─── DATASET ───

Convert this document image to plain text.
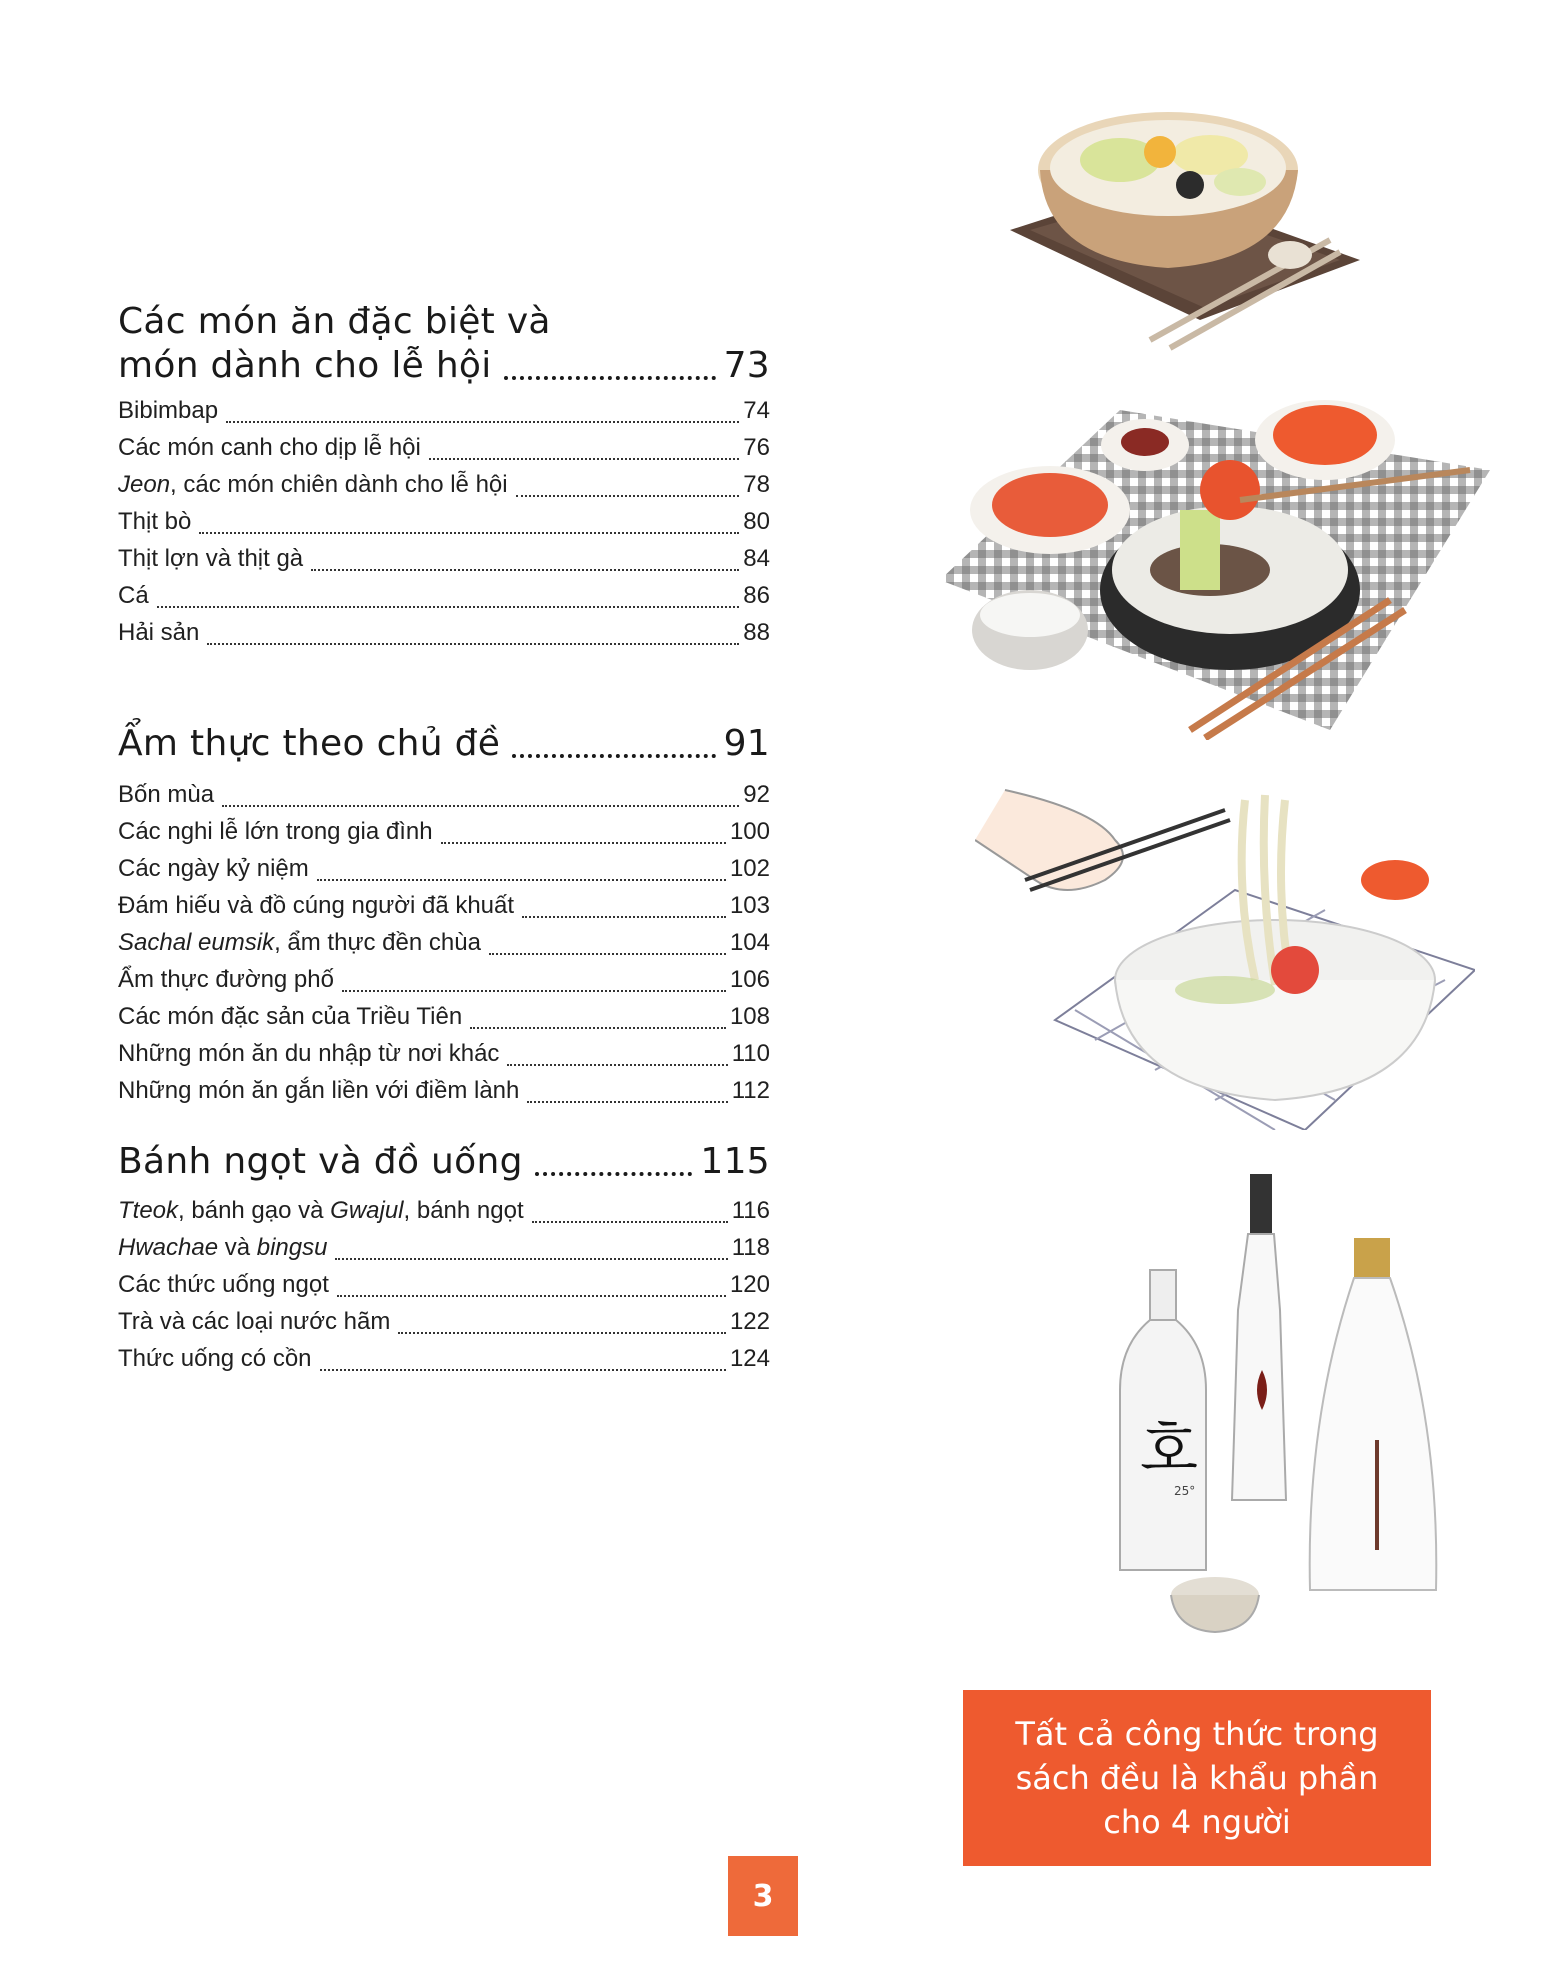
Các món ăn đặc biệt và
món dành cho lễ hội	73
Bibimbap	74
Các món canh cho dịp lễ hội	76
Jeon, các món chiên dành cho lễ hội	78
Thịt bò	80
Thịt lợn và thịt gà	84
Cá	86
Hải sản	88
Ẩm thực theo chủ đề	91
Bốn mùa	92
Các nghi lễ lớn trong gia đình	100
Các ngày kỷ niệm	102
Đám hiếu và đồ cúng người đã khuất	103
Sachal eumsik, ẩm thực đền chùa	104
Ẩm thực đường phố	106
Các món đặc sản của Triều Tiên	108
Những món ăn du nhập từ nơi khác	110
Những món ăn gắn liền với điềm lành	112
Bánh ngọt và đồ uống	115
Tteok, bánh gạo và Gwajul, bánh ngọt	116
Hwachae và bingsu	118
Các thức uống ngọt	120
Trà và các loại nước hãm	122
Thức uống có cồn	124
호
25°
Tất cả công thức trong
sách đều là khẩu phần
cho 4 người
3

───

* GIVEN REQUEST *
Pictures in the data above should not be copied; transcribe everything else exactly.

* COMPLETE RESPONSE *
Convert this document image to plain text.
Các món ăn đặc biệt và
món dành cho lễ hội	73
Bibimbap	74
Các món canh cho dịp lễ hội	76
Jeon, các món chiên dành cho lễ hội	78
Thịt bò	80
Thịt lợn và thịt gà	84
Cá	86
Hải sản	88
Ẩm thực theo chủ đề	91
Bốn mùa	92
Các nghi lễ lớn trong gia đình	100
Các ngày kỷ niệm	102
Đám hiếu và đồ cúng người đã khuất	103
Sachal eumsik, ẩm thực đền chùa	104
Ẩm thực đường phố	106
Các món đặc sản của Triều Tiên	108
Những món ăn du nhập từ nơi khác	110
Những món ăn gắn liền với điềm lành	112
Bánh ngọt và đồ uống	115
Tteok, bánh gạo và Gwajul, bánh ngọt	116
Hwachae và bingsu	118
Các thức uống ngọt	120
Trà và các loại nước hãm	122
Thức uống có cồn	124
호
25°
Tất cả công thức trong
sách đều là khẩu phần
cho 4 người
3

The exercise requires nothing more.